▶ Aim 1:
Answer these questions from the article on the Johan Castberg project:
(a) How far northwest of Hammerfest is the Johan Castberg development located?
(b) What is the combined value of the two contracts awarded to Aker Solutions?
(c) Which company is slated to construct the FPSO's hull and integrated living quarters?

[start Given text]

Statoil Plans Leaner, $6-Billion Arctic Project
Statoil has submitted a plan for development and operation to Norwegian authorities for its Johan Castberg project—the northernmost development on the Norwegian Continental Shelf—after cutting its expected capital expenditure and break-even cost by at least half. Oil production is expected to start in the fourth quarter of 2022 and last 30 years.
Located in the Barents Sea 240 km northwest of Hammerfest and 100 km north of Snohvit field, the Johan Castberg development will utilize a floating production, storage, and offloading (FPSO) facility and a subsea production system consisting of 30 wells with vertical subsea trees, wellheads, control systems, 10 templates and manifolds, two satellite structures, and tooling. The $6-billion project’s estimated recoverable resources range from 450 million to 650 million BOE, mostly oil. Operating costs for the field are estimated at about $140 million/year.
Aker Solutions will supply the subsea system and design the topside for the FPSO, which the services firm said “will be the largest-ever of its kind offshore Norway.” The two contracts are together valued at $480 million. Aker has already provided concept studies and front-end engineering design for the project.
Work on the subsea system begins this month with initial deliveries expected in second quarter 2019 and final delivery expected in first half 2023. Detailed design on the topside is under way and expected to be completed in 2019. Sembcorp Marine is slated to construct the FPSO’s hull and integrated living quarters. The field will have a supply and helicopter base in Hammerfest and an operations organization in Harstad, and the possibility of an oil terminal is being explored at Veidnes.

[end Given text]
[start Input records]

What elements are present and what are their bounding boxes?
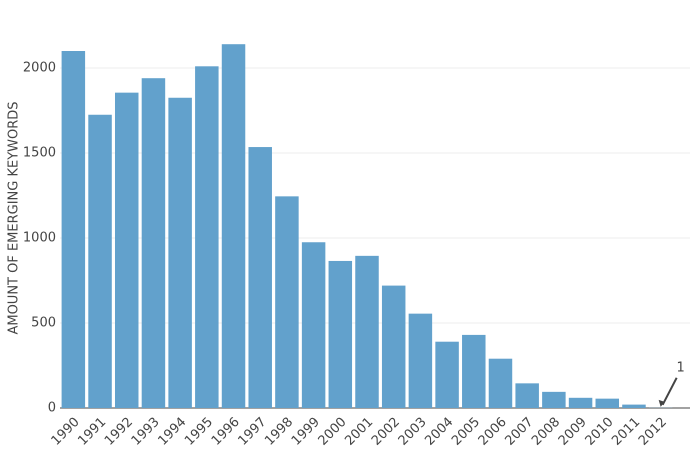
annotation-arrowhead xyxy=(658,399,665,407)
x-tick-label: 1990 xyxy=(49,415,83,449)
bar xyxy=(141,78,166,408)
x-tick-label: 2012 xyxy=(636,415,670,449)
bar xyxy=(248,147,272,409)
x-tick-label: 1996 xyxy=(209,415,243,449)
x-tick-label: 1991 xyxy=(75,415,109,449)
x-tick-label: 2009 xyxy=(556,415,590,449)
x-tick-label: 2006 xyxy=(476,415,510,449)
bar xyxy=(435,341,459,408)
x-tick-label: 1999 xyxy=(289,415,323,449)
x-tick-label: 2001 xyxy=(342,415,376,449)
annotation: 1 xyxy=(677,360,685,375)
x-tick-label: 2000 xyxy=(316,415,350,449)
bar xyxy=(622,404,646,408)
bar xyxy=(221,44,246,408)
bar xyxy=(88,114,112,408)
annotation-arrow xyxy=(661,377,678,406)
x-tick-label: 2002 xyxy=(369,415,403,449)
x-tick-label: 1994 xyxy=(155,415,189,449)
x-tick-label: 2004 xyxy=(422,415,456,449)
x-tick-label: 2010 xyxy=(583,415,617,449)
bar xyxy=(568,397,593,408)
x-tick-label: 2008 xyxy=(529,415,563,449)
x-tick-label: 1992 xyxy=(102,415,136,449)
bar xyxy=(301,242,326,408)
bar xyxy=(488,358,513,408)
bar xyxy=(515,383,539,408)
bar xyxy=(61,51,86,408)
y-tick-label: 1500 xyxy=(23,146,56,161)
bar xyxy=(408,313,433,408)
bar xyxy=(195,66,219,409)
bar xyxy=(328,260,353,408)
bar xyxy=(381,285,406,408)
x-tick-label: 2007 xyxy=(502,415,536,449)
x-tick-label: 2011 xyxy=(609,415,643,449)
x-tick-label: 2003 xyxy=(396,415,430,449)
x-tick-label: 1997 xyxy=(236,415,270,449)
bar xyxy=(462,334,486,408)
bar xyxy=(275,196,299,408)
x-tick-label: 1993 xyxy=(129,415,163,449)
bar xyxy=(114,92,139,409)
y-tick-label: 2000 xyxy=(23,61,56,76)
bar xyxy=(355,255,379,408)
bar xyxy=(542,391,566,408)
x-tick-label: 1998 xyxy=(262,415,296,449)
bar xyxy=(595,398,620,408)
y-axis-title: AMOUNT OF EMERGING KEYWORDS xyxy=(7,101,22,334)
bar xyxy=(168,97,192,408)
y-tick-label: 1000 xyxy=(23,231,56,246)
x-tick-label: 2005 xyxy=(449,415,483,449)
y-tick-label: 500 xyxy=(31,316,56,331)
x-tick-label: 1995 xyxy=(182,415,216,449)
y-tick-label: 0 xyxy=(48,401,56,416)
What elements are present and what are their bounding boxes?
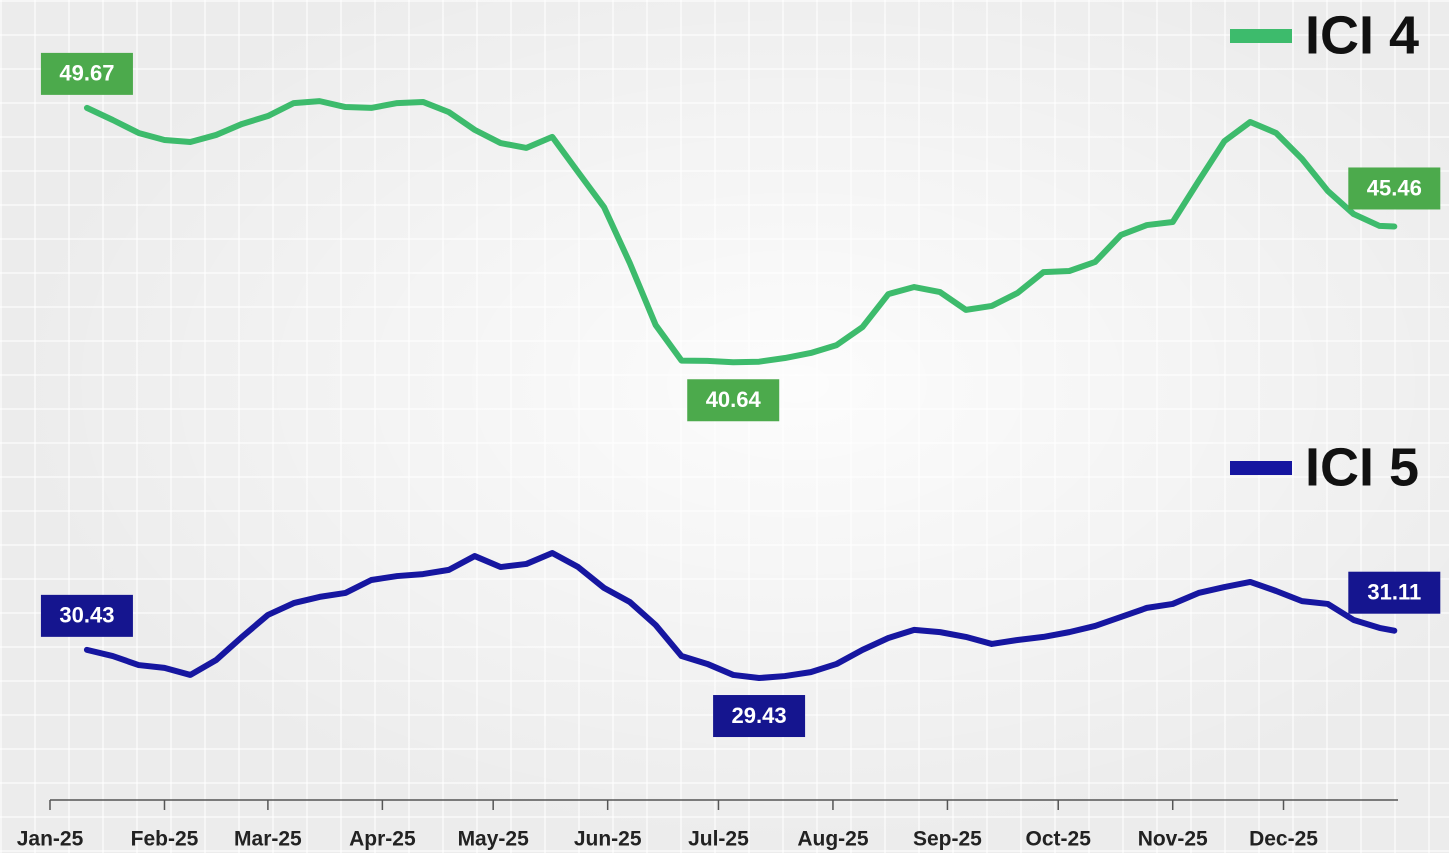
series-line — [83, 549, 1398, 682]
point-label-box — [687, 379, 780, 422]
x-tick-label: Sep-25 — [913, 828, 982, 851]
x-tick-label: Aug-25 — [797, 828, 868, 851]
x-tick-label: Dec-25 — [1249, 828, 1318, 851]
point-label: 40.64 — [706, 387, 762, 412]
legend-text: ICI 4 — [1305, 5, 1419, 65]
x-tick-label: Jun-25 — [574, 828, 642, 851]
x-tick-label: Mar-25 — [234, 828, 302, 851]
x-tick-label: Jan-25 — [17, 828, 84, 851]
point-label: 49.67 — [59, 61, 114, 86]
point-label-box — [40, 594, 133, 637]
legend-swatch — [1230, 29, 1292, 43]
point-label-box — [1348, 167, 1441, 210]
x-tick-label: May-25 — [458, 828, 530, 851]
x-tick-label: Jul-25 — [688, 828, 749, 851]
x-tick-label: Apr-25 — [349, 828, 416, 851]
point-label: 31.11 — [1367, 580, 1421, 605]
point-label-box — [1348, 571, 1441, 614]
point-label-box — [40, 52, 133, 95]
point-label-box — [713, 695, 806, 738]
point-label: 45.46 — [1367, 175, 1422, 200]
point-label: 29.43 — [732, 703, 787, 728]
x-tick-label: Oct-25 — [1026, 828, 1092, 851]
series-line — [83, 98, 1398, 366]
legend-swatch — [1230, 461, 1292, 475]
x-tick-label: Nov-25 — [1138, 828, 1208, 851]
x-tick-label: Feb-25 — [131, 828, 199, 851]
legend-text: ICI 5 — [1305, 437, 1419, 497]
point-label: 30.43 — [59, 603, 114, 628]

[end Input records]

▶ Aim 2:
In the listing, take the lines between the one holding "annotation-arrowhead xyxy=(658,399,665,407)" and the one holding "bar xyxy=(381,285,406,408)", inclusive. Return only those lines, substituting "x-axis-label" for every "x-tick-label" and leaving everything else unchanged.

▶ Exercise response 1:
(a) 240 km
(b) $480 million
(c) Sembcorp Marine

▶ Exercise response 2:
annotation-arrowhead xyxy=(658,399,665,407)
x-axis-label: 1990 xyxy=(49,415,83,449)
bar xyxy=(141,78,166,408)
x-axis-label: 2012 xyxy=(636,415,670,449)
bar xyxy=(248,147,272,409)
x-axis-label: 1996 xyxy=(209,415,243,449)
x-axis-label: 1991 xyxy=(75,415,109,449)
x-axis-label: 2009 xyxy=(556,415,590,449)
x-axis-label: 2006 xyxy=(476,415,510,449)
bar xyxy=(435,341,459,408)
x-axis-label: 1999 xyxy=(289,415,323,449)
x-axis-label: 2001 xyxy=(342,415,376,449)
annotation: 1 xyxy=(677,360,685,375)
x-axis-label: 2000 xyxy=(316,415,350,449)
bar xyxy=(622,404,646,408)
bar xyxy=(221,44,246,408)
bar xyxy=(88,114,112,408)
annotation-arrow xyxy=(661,377,678,406)
x-axis-label: 2002 xyxy=(369,415,403,449)
x-axis-label: 1994 xyxy=(155,415,189,449)
x-axis-label: 2004 xyxy=(422,415,456,449)
x-axis-label: 2010 xyxy=(583,415,617,449)
bar xyxy=(568,397,593,408)
x-axis-label: 2008 xyxy=(529,415,563,449)
x-axis-label: 1992 xyxy=(102,415,136,449)
bar xyxy=(301,242,326,408)
bar xyxy=(488,358,513,408)
bar xyxy=(515,383,539,408)
bar xyxy=(61,51,86,408)
y-tick-label: 1500 xyxy=(23,146,56,161)
bar xyxy=(408,313,433,408)
bar xyxy=(195,66,219,409)
bar xyxy=(328,260,353,408)
bar xyxy=(381,285,406,408)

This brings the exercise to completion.